WRITTEN PROBLEM -
Copy out all of the data exactly as it appears.

··········

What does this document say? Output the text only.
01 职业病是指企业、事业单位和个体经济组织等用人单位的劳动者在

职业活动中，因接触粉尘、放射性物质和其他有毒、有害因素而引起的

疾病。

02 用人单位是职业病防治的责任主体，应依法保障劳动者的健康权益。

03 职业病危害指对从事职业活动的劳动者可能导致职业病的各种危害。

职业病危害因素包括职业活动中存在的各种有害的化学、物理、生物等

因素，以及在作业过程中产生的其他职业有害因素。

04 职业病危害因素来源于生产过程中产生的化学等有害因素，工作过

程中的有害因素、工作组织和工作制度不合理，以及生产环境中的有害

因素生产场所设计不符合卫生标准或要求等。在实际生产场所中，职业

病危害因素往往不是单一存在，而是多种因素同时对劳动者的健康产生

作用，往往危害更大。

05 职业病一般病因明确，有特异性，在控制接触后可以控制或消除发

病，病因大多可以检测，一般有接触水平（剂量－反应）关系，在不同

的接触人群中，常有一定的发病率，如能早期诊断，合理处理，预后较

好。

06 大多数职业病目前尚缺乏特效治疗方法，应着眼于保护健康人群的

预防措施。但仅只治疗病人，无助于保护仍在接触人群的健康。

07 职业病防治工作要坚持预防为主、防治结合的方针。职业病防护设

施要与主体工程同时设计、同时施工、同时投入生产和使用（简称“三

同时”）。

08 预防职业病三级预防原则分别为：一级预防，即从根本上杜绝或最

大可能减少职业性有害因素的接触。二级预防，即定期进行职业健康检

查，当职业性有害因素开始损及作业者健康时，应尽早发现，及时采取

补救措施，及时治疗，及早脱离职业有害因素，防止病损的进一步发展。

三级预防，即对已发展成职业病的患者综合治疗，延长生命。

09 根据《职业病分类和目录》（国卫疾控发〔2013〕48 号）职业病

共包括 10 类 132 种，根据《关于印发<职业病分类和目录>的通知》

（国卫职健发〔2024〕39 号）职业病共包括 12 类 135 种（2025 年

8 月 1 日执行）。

··········

EXERCISE OUTPUT -
What does this document say? Output the text only.
01 职业病是指企业、事业单位和个体经济组织等用人单位的劳动者在

职业活动中，因接触粉尘、放射性物质和其他有毒、有害因素而引起的

疾病。

02 用人单位是职业病防治的责任主体，应依法保障劳动者的健康权益。

03 职业病危害指对从事职业活动的劳动者可能导致职业病的各种危害。

职业病危害因素包括职业活动中存在的各种有害的化学、物理、生物等

因素，以及在作业过程中产生的其他职业有害因素。

04 职业病危害因素来源于生产过程中产生的化学等有害因素，工作过

程中的有害因素、工作组织和工作制度不合理，以及生产环境中的有害

因素生产场所设计不符合卫生标准或要求等。在实际生产场所中，职业

病危害因素往往不是单一存在，而是多种因素同时对劳动者的健康产生

作用，往往危害更大。

05 职业病一般病因明确，有特异性，在控制接触后可以控制或消除发

病，病因大多可以检测，一般有接触水平（剂量－反应）关系，在不同

的接触人群中，常有一定的发病率，如能早期诊断，合理处理，预后较

好。

06 大多数职业病目前尚缺乏特效治疗方法，应着眼于保护健康人群的

预防措施。但仅只治疗病人，无助于保护仍在接触人群的健康。

07 职业病防治工作要坚持预防为主、防治结合的方针。职业病防护设

施要与主体工程同时设计、同时施工、同时投入生产和使用（简称“三

同时”）。

08 预防职业病三级预防原则分别为：一级预防，即从根本上杜绝或最

大可能减少职业性有害因素的接触。二级预防，即定期进行职业健康检

查，当职业性有害因素开始损及作业者健康时，应尽早发现，及时采取

补救措施，及时治疗，及早脱离职业有害因素，防止病损的进一步发展。

三级预防，即对已发展成职业病的患者综合治疗，延长生命。

09 根据《职业病分类和目录》（国卫疾控发〔2013〕48 号）职业病

共包括 10 类 132 种，根据《关于印发<职业病分类和目录>的通知》

（国卫职健发〔2024〕39 号）职业病共包括 12 类 135 种（2025 年

8 月 1 日执行）。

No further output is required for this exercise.